STATED EXERCISE:
Read the records below. Copy each line where the string "tiêu" occurs.

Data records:
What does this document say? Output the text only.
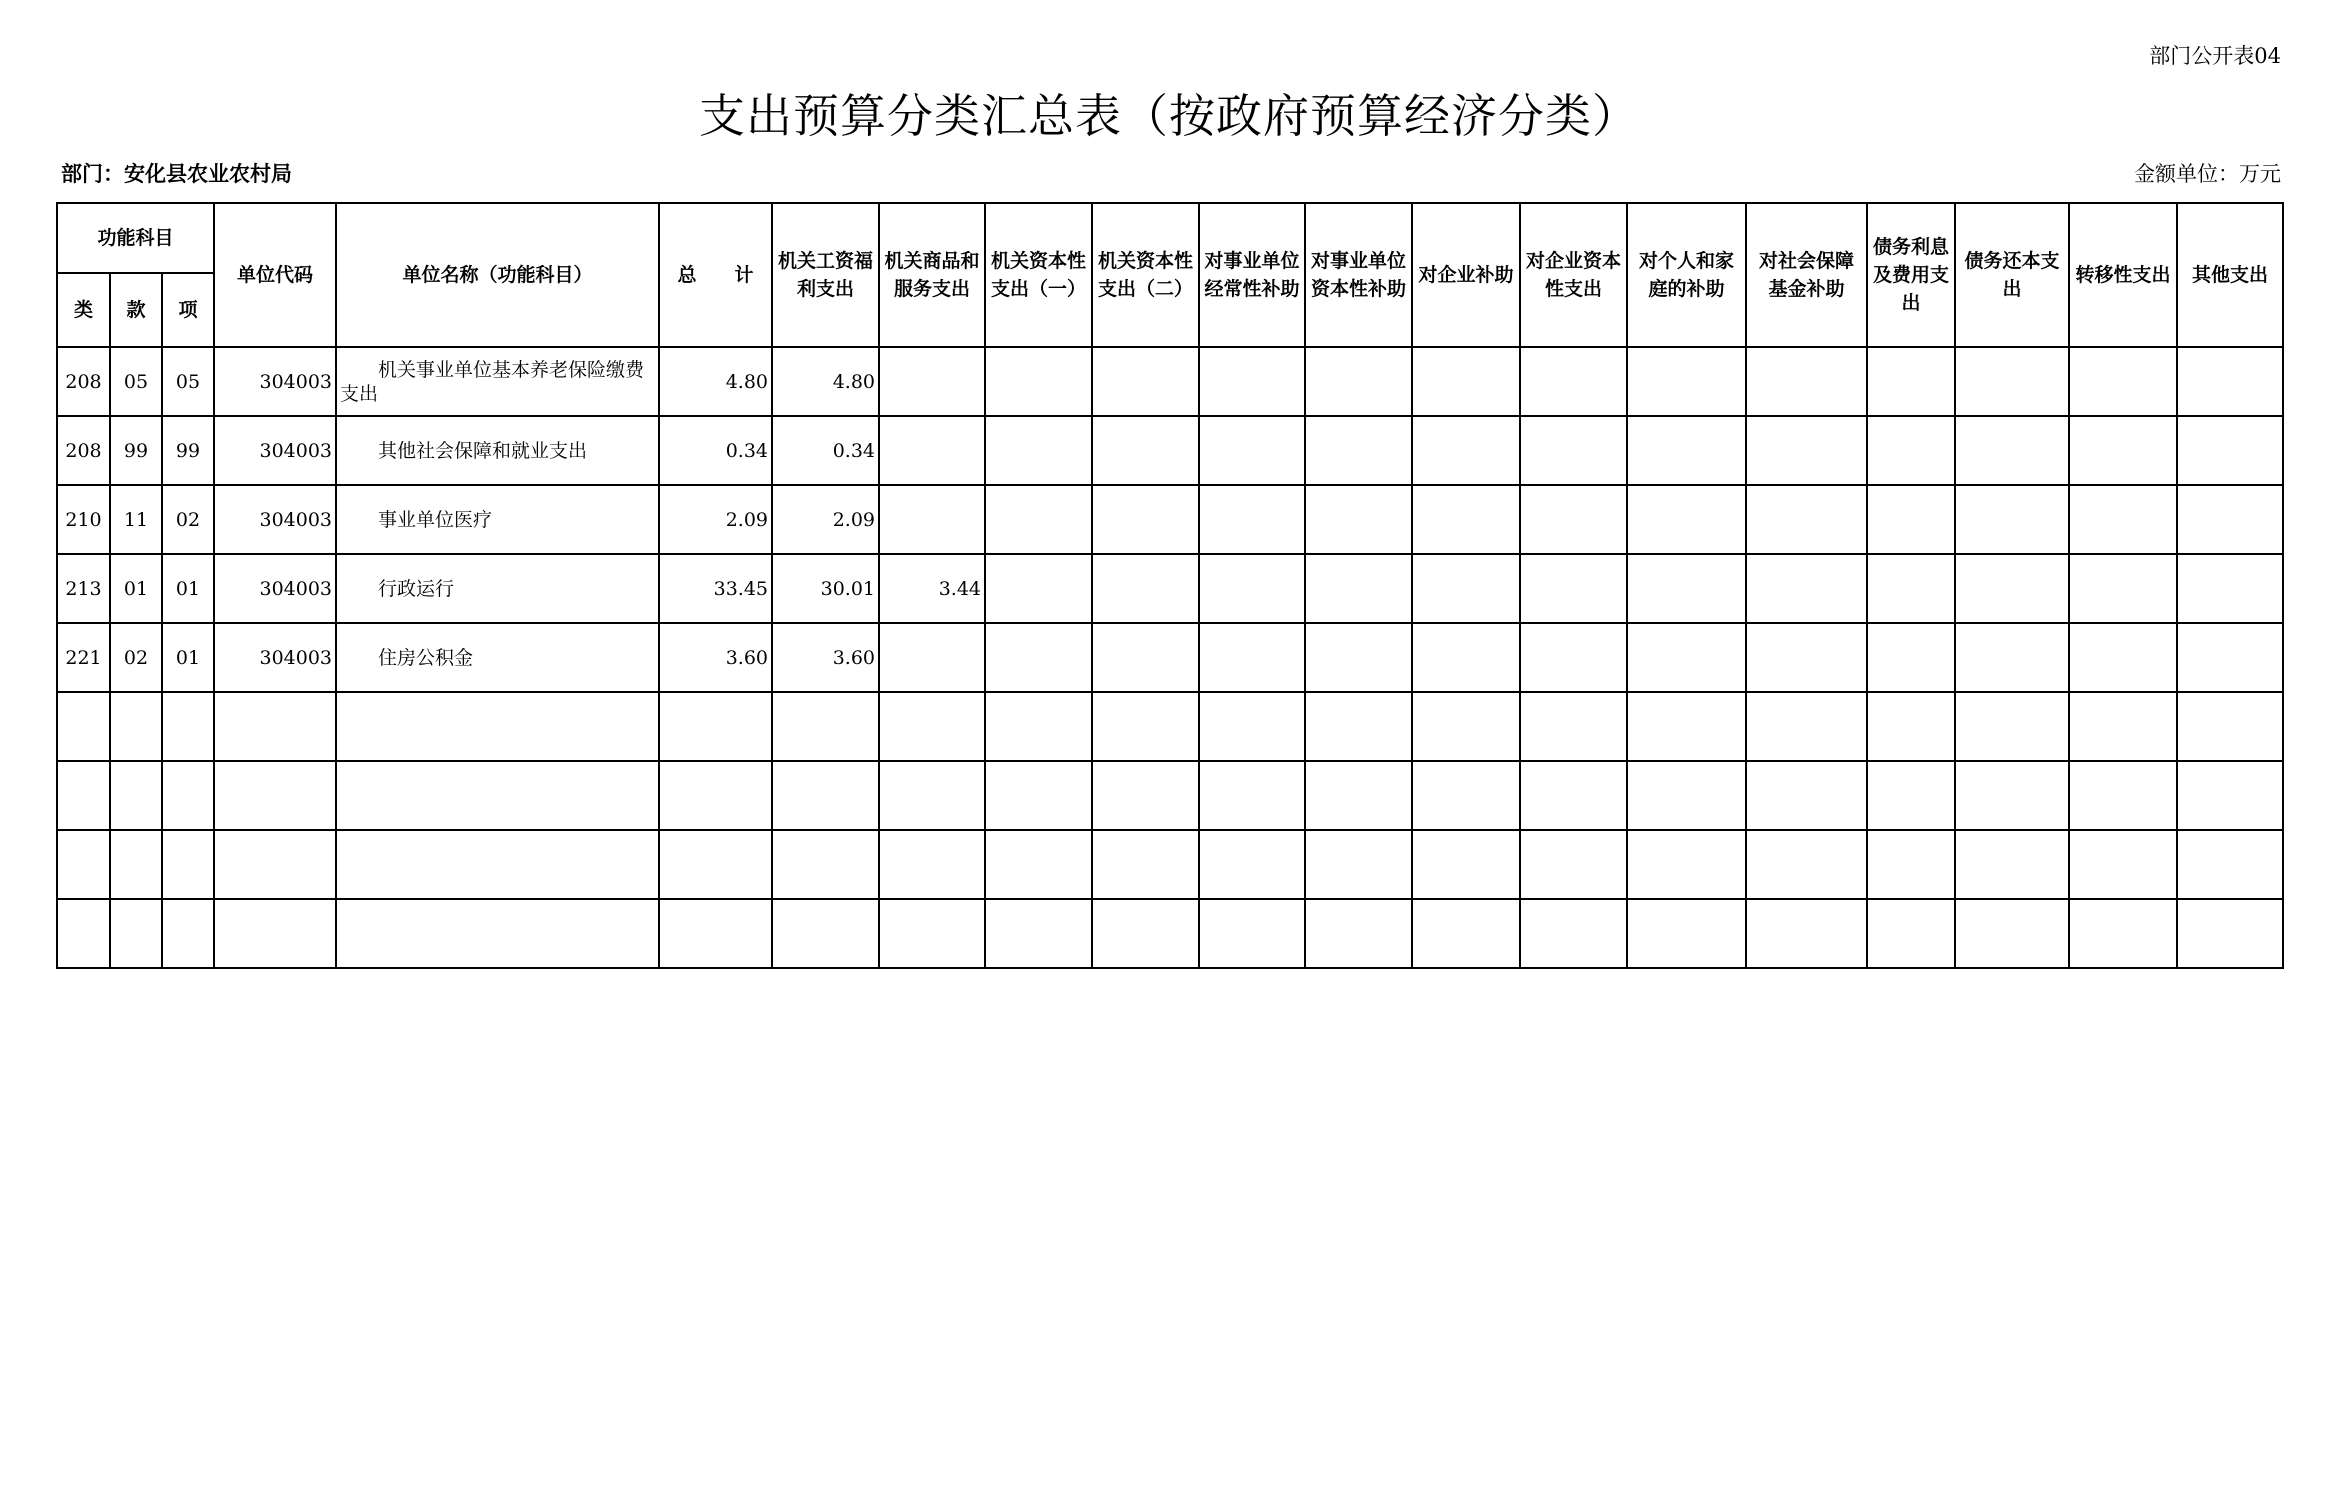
部门公开表04
支出预算分类汇总表（按政府预算经济分类）
部门：安化县农业农村局	金额单位：万元
功能科目			单位代码	单位名称（功能科目）	总　　计	机关工资福利支出	机关商品和服务支出	机关资本性支出（一）	机关资本性支出（二）	对事业单位经常性补助	对事业单位资本性补助	对企业补助	对企业资本性支出	对个人和家庭的补助	对社会保障基金补助	债务利息及费用支出	债务还本支出	转移性支出	其他支出
类	款	项																	
208	05	05	304003	　　机关事业单位基本养老保险缴费支出	4.80	4.80													
208	99	99	304003	　　其他社会保障和就业支出	0.34	0.34													
210	11	02	304003	　　事业单位医疗	2.09	2.09													
213	01	01	304003	　　行政运行	33.45	30.01	3.44												
221	02	01	304003	　　住房公积金	3.60	3.60													
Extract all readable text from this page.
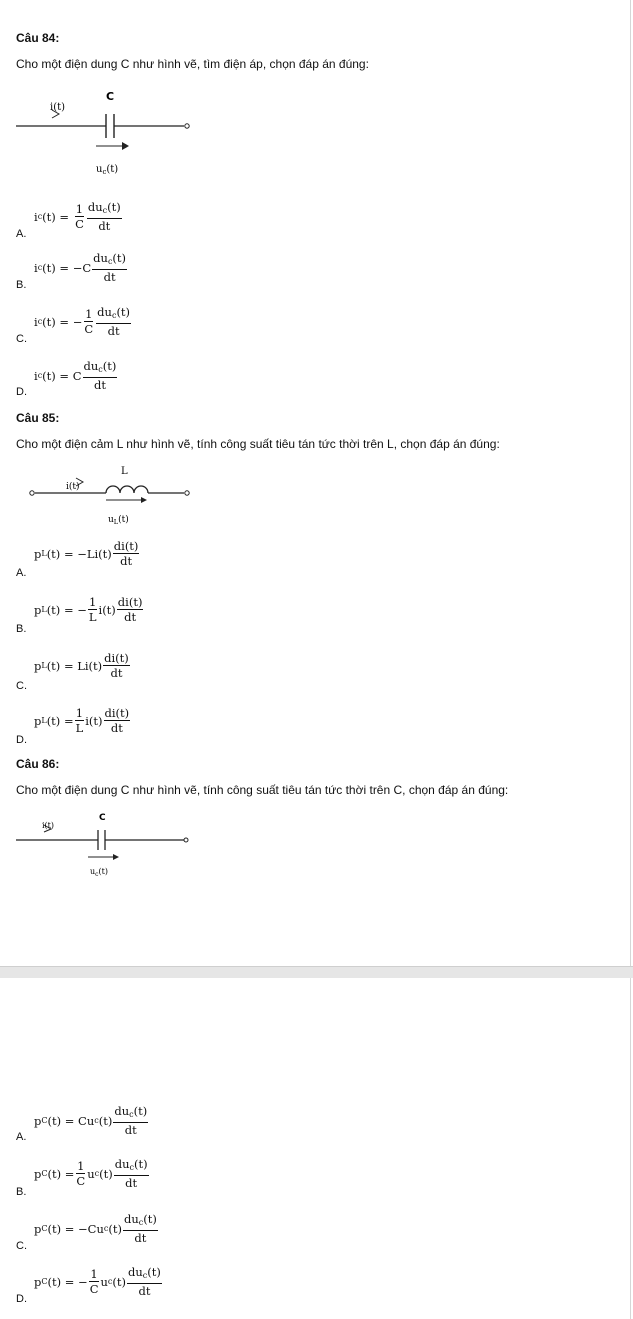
Câu 84:
Cho một điện dung C như hình vẽ, tìm điện áp, chọn đáp án đúng:
i(t)
C
$u_c(t)$
A.
i c $(t) = \frac{1}{C} \frac{du_c(t)}{dt}$
B.
i c $(t) = -C \frac{du_c(t)}{dt}$
C.
i c (t) = − $\frac{1}{C} \frac{du_c(t)}{dt}$
D.
i c (t) = C $\frac{du_c(t)}{dt}$
Câu 85:
Cho một điện cảm L như hình vẽ, tính công suất tiêu tán tức thời trên L, chọn đáp án đúng:
i(t)
L
$u_L(t)$
A.
p L $(t) = -Li(t) \frac{di(t)}{dt}$
B.
p L (t) = − $\frac{1}{L} i(t) \frac{di(t)}{dt}$
C.
p L $(t) = Li(t) \frac{di(t)}{dt}$
D.
p L $(t) = \frac{1}{L} i(t) \frac{di(t)}{dt}$
Câu 86:
Cho một điện dung C như hình vẽ, tính công suất tiêu tán tức thời trên C, chọn đáp án đúng:
i(t)
C
$u_c(t)$
A.
p C (t) = Cu c $(t) \frac{du_c(t)}{dt}$
B.
p C $(t) = \frac{1}{C}$ u c $(t) \frac{du_c(t)}{dt}$
C.
p C (t) = −Cu c $(t) \frac{du_c(t)}{dt}$
D.
p C (t) = − $\frac{1}{C}$ u c $(t) \frac{du_c(t)}{dt}$
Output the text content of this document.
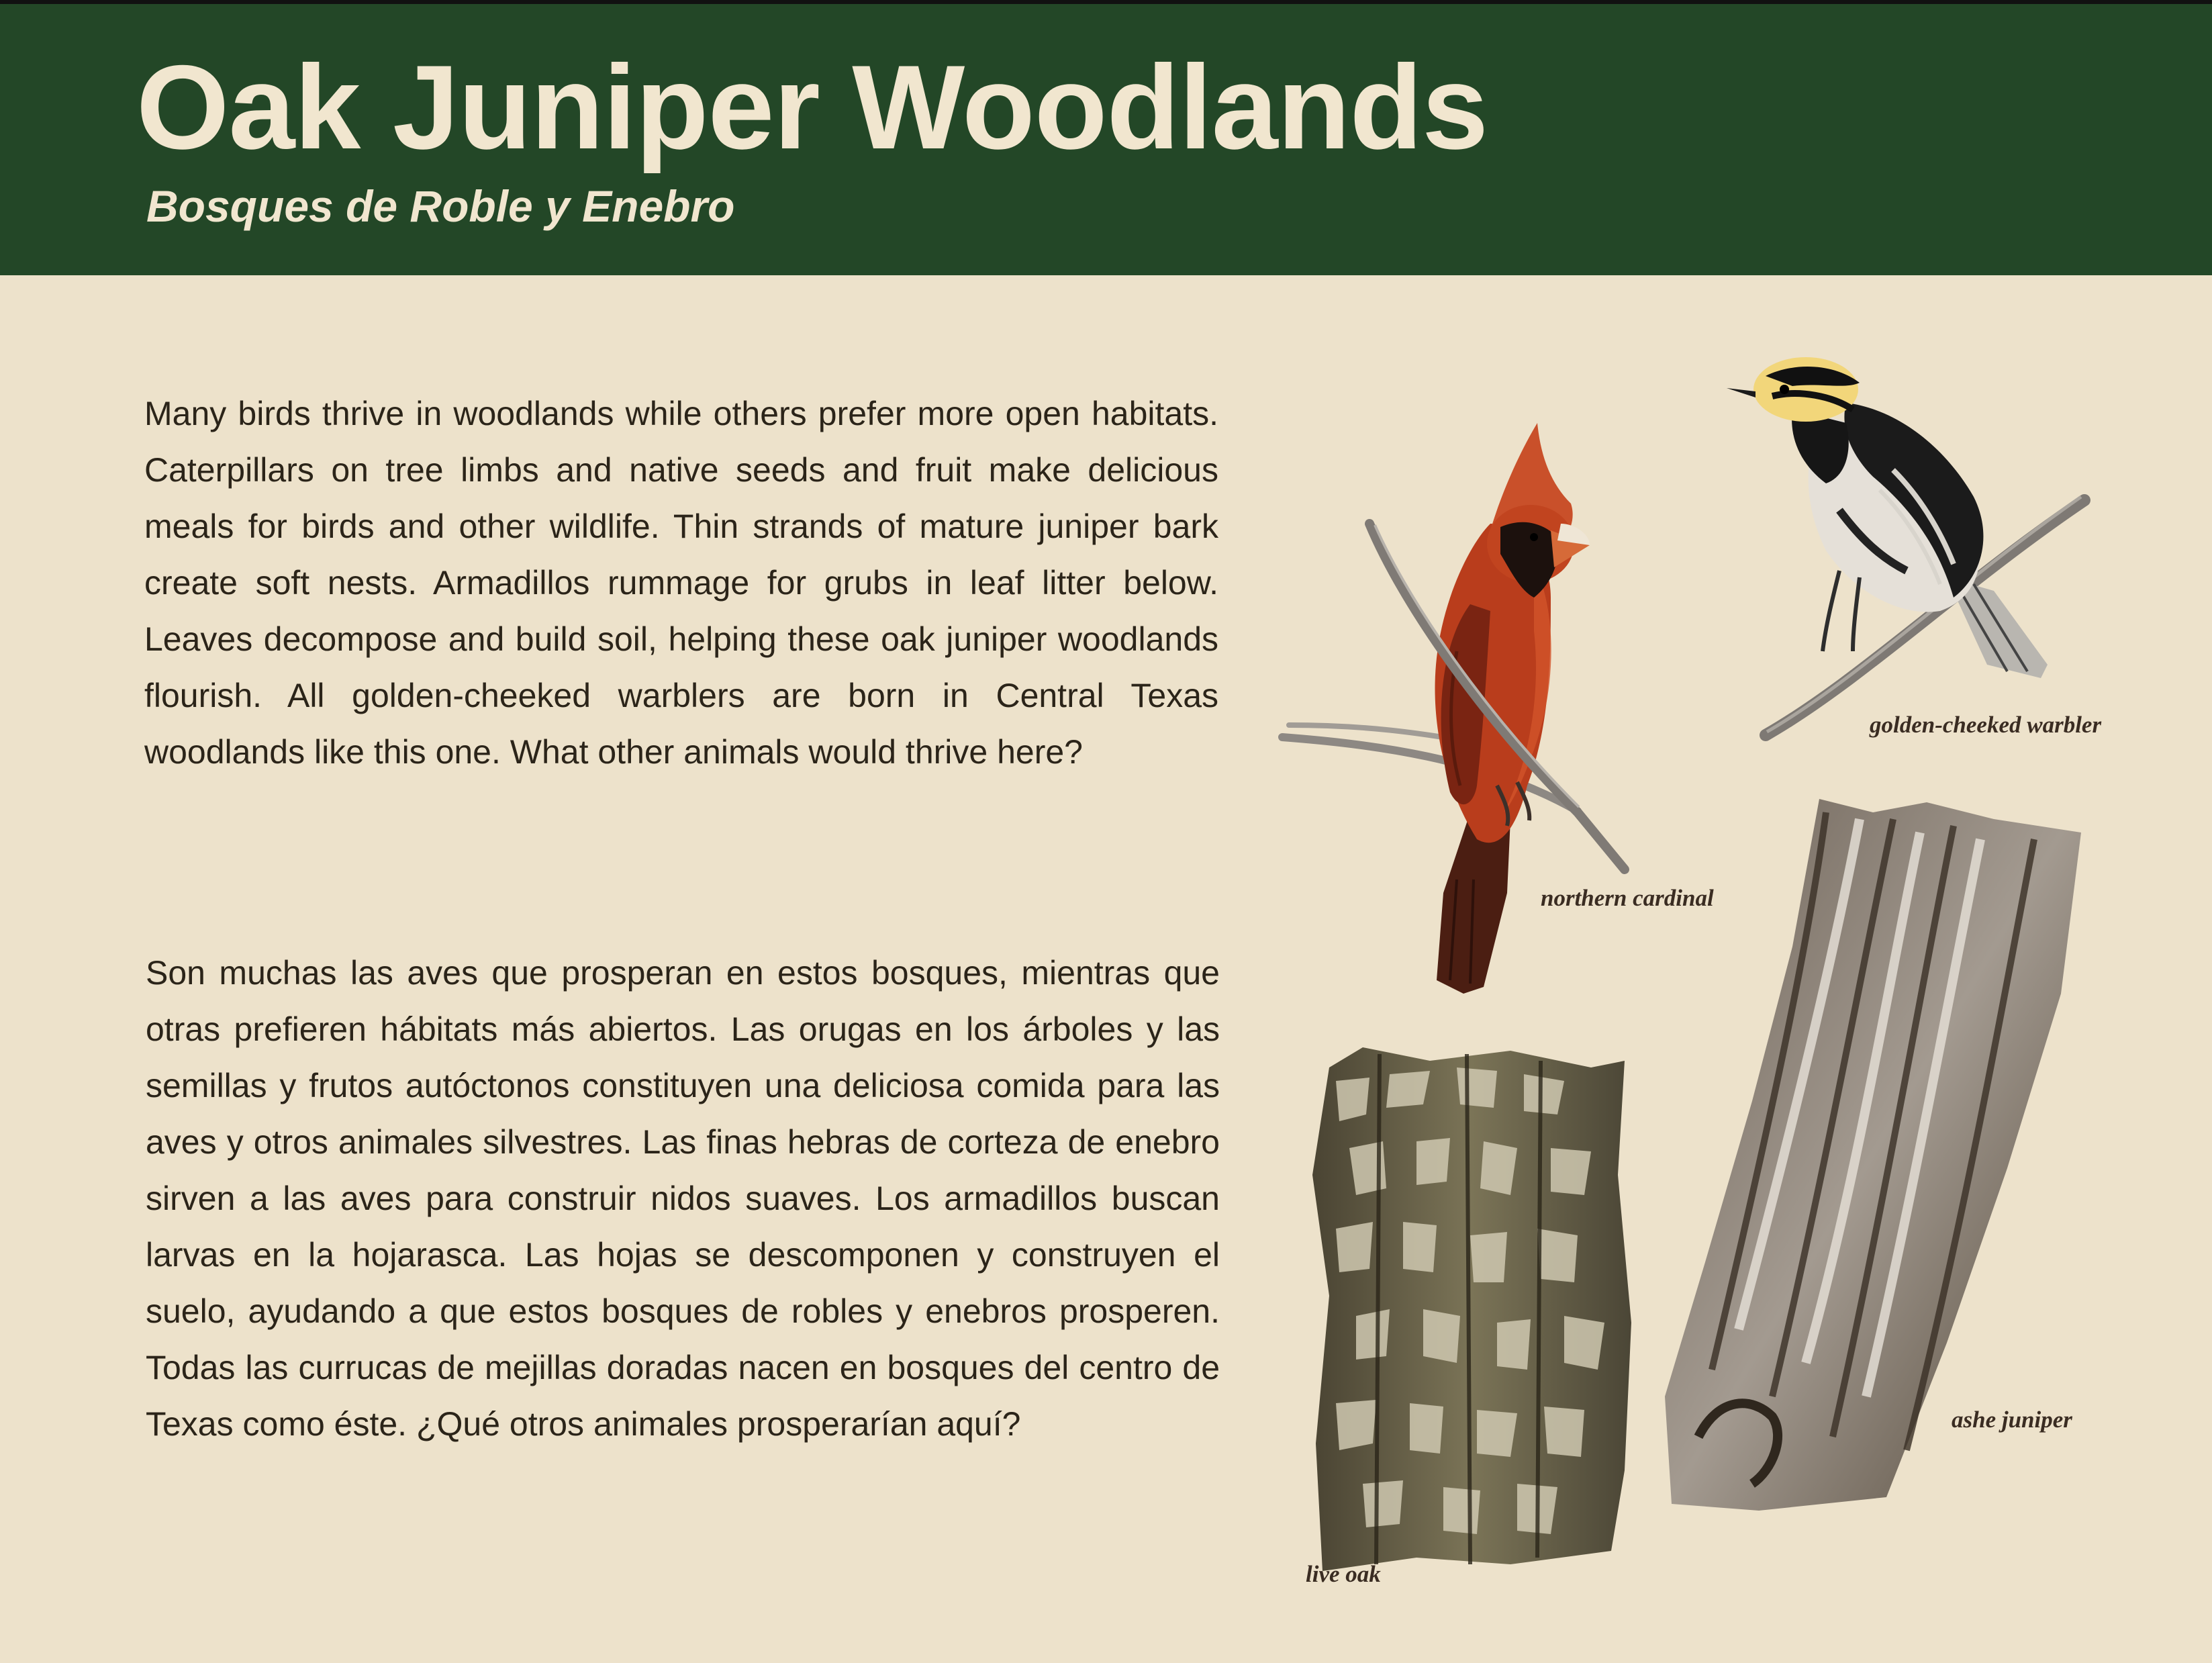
Oak Juniper Woodlands
Bosques de Roble y Enebro

Many birds thrive in woodlands while others prefer more open habitats. Caterpillars on tree limbs and native seeds and fruit make delicious meals for birds and other wildlife. Thin strands of mature juniper bark create soft nests. Armadillos rummage for grubs in leaf litter below. Leaves decompose and build soil, helping these oak juniper woodlands flourish. All golden-cheeked warblers are born in Central Texas woodlands like this one. What other animals would thrive here?

Son muchas las aves que prosperan en estos bosques, mientras que otras prefieren hábitats más abiertos. Las orugas en los árboles y las semillas y frutos autóctonos constituyen una deliciosa comida para las aves y otros animales silvestres. Las finas hebras de corteza de enebro sirven a las aves para construir nidos suaves. Los armadillos buscan larvas en la hojarasca. Las hojas se descomponen y construyen el suelo, ayudando a que estos bosques de robles y enebros prosperen. Todas las currucas de mejillas doradas nacen en bosques del centro de Texas como éste. ¿Qué otros animales prosperarían aquí?

northern cardinal

golden-cheeked warbler

live oak

ashe juniper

FULL RESPONSE:
Cho một điện cảm L như hình vẽ, tính công suất tiêu tán tức thời trên L, chọn đáp án đúng:
Cho một điện dung C như hình vẽ, tính công suất tiêu tán tức thời trên C, chọn đáp án đúng:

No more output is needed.